• **EXERCISE**: Retype the material word for word.

—————

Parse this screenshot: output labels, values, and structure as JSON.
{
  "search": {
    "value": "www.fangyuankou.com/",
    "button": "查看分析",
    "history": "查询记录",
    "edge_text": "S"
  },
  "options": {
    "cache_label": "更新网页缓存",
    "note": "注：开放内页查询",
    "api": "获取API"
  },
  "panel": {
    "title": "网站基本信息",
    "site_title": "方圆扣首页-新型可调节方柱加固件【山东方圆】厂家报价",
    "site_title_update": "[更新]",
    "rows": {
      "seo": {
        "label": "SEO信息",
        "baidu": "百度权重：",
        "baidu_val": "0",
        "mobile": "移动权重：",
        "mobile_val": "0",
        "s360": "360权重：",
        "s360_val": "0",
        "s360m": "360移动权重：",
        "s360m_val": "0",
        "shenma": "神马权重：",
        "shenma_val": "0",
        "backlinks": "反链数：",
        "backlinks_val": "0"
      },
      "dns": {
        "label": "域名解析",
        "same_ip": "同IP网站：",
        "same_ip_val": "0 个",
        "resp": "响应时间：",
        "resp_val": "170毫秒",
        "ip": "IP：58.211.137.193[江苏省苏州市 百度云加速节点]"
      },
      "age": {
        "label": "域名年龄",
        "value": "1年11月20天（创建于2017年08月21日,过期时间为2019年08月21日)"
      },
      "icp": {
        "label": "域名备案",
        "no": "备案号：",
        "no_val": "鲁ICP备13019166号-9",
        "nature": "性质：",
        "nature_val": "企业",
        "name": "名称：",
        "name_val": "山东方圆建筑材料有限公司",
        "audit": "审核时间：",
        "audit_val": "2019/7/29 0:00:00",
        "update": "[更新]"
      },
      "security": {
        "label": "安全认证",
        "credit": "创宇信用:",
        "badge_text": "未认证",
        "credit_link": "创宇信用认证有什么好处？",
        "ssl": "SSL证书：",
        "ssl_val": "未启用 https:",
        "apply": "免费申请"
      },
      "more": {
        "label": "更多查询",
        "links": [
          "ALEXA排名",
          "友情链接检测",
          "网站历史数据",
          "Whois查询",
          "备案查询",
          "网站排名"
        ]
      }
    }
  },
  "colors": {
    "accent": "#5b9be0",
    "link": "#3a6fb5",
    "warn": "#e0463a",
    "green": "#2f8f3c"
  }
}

—————

• **RESPONSE TO THE EXERCISE**:
Parse this screenshot: output labels, values, and structure as JSON.
{
  "search": {
    "value": "www.fangyuankou.com/",
    "button": "查看分析",
    "history": "查询记录",
    "edge_text": "S"
  },
  "options": {
    "cache_label": "更新网页缓存",
    "note": "注：开放内页查询",
    "api": "获取API"
  },
  "panel": {
    "title": "网站基本信息",
    "site_title": "方圆扣首页-新型可调节方柱加固件【山东方圆】厂家报价",
    "site_title_update": "[更新]",
    "rows": {
      "seo": {
        "label": "SEO信息",
        "baidu": "百度权重：",
        "baidu_val": "0",
        "mobile": "移动权重：",
        "mobile_val": "0",
        "s360": "360权重：",
        "s360_val": "0",
        "s360m": "360移动权重：",
        "s360m_val": "0",
        "shenma": "神马权重：",
        "shenma_val": "0",
        "backlinks": "反链数：",
        "backlinks_val": "0"
      },
      "dns": {
        "label": "域名解析",
        "same_ip": "同IP网站：",
        "same_ip_val": "0 个",
        "resp": "响应时间：",
        "resp_val": "170毫秒",
        "ip": "IP：58.211.137.193[江苏省苏州市 百度云加速节点]"
      },
      "age": {
        "label": "域名年龄",
        "value": "1年11月20天（创建于2017年08月21日,过期时间为2019年08月21日)"
      },
      "icp": {
        "label": "域名备案",
        "no": "备案号：",
        "no_val": "鲁ICP备13019166号-9",
        "nature": "性质：",
        "nature_val": "企业",
        "name": "名称：",
        "name_val": "山东方圆建筑材料有限公司",
        "audit": "审核时间：",
        "audit_val": "2019/7/29 0:00:00",
        "update": "[更新]"
      },
      "security": {
        "label": "安全认证",
        "credit": "创宇信用:",
        "badge_text": "未认证",
        "credit_link": "创宇信用认证有什么好处？",
        "ssl": "SSL证书：",
        "ssl_val": "未启用 https:",
        "apply": "免费申请"
      },
      "more": {
        "label": "更多查询",
        "links": [
          "ALEXA排名",
          "友情链接检测",
          "网站历史数据",
          "Whois查询",
          "备案查询",
          "网站排名"
        ]
      }
    }
  },
  "colors": {
    "accent": "#5b9be0",
    "link": "#3a6fb5",
    "warn": "#e0463a",
    "green": "#2f8f3c"
  }
}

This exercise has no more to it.